Extracted material:
** begin **

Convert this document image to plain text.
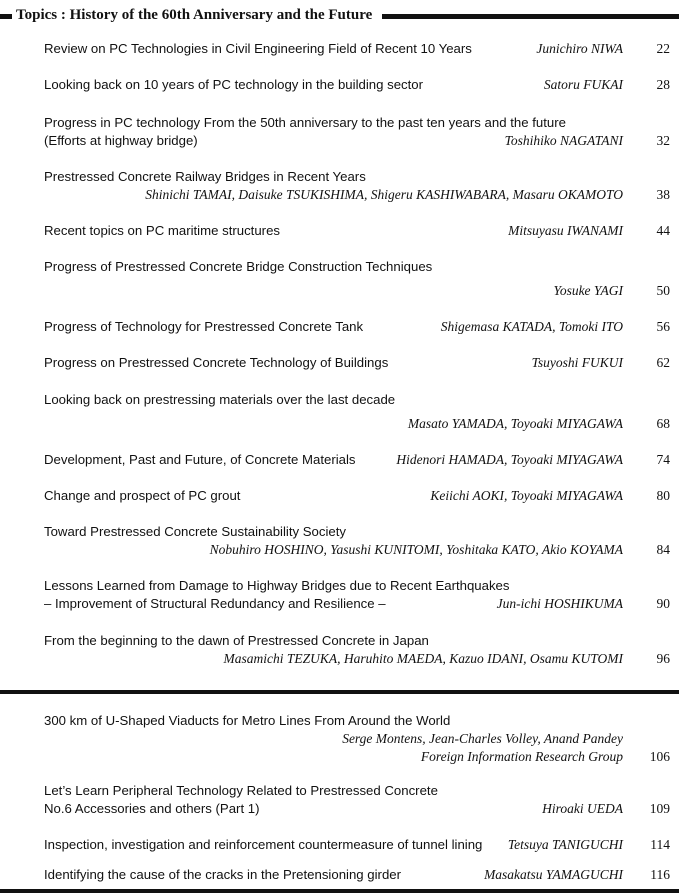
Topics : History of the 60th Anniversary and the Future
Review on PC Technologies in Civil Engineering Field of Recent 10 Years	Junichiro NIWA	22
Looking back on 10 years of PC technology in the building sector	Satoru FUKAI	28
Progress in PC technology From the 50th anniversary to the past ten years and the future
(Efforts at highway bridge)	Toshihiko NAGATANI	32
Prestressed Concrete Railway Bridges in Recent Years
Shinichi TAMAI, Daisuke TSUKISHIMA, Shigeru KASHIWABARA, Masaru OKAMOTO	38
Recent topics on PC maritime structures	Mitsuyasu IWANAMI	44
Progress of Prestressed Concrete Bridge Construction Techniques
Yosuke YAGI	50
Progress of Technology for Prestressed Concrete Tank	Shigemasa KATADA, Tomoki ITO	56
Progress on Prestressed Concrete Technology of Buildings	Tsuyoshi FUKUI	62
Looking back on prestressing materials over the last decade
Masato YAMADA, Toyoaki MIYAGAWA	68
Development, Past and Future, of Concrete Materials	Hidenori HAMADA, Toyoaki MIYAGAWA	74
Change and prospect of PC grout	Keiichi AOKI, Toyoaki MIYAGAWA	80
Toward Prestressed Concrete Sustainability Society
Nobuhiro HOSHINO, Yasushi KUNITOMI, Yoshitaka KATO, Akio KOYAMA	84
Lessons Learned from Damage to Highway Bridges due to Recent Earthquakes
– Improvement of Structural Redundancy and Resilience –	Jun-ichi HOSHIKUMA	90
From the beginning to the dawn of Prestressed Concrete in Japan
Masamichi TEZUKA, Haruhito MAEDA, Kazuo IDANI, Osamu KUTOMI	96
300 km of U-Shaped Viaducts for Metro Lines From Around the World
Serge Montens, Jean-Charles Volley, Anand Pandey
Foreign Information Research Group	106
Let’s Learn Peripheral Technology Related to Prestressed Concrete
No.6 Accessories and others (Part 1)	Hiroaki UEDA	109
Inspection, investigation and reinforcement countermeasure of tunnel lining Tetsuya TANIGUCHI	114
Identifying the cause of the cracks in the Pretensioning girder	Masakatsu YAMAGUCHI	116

** end **

Given request: Find each line in the records holding the string "back" and show it.

Task result:
Looking back on 10 years of PC technology in the building sector	Satoru FUKAI	28
Looking back on prestressing materials over the last decade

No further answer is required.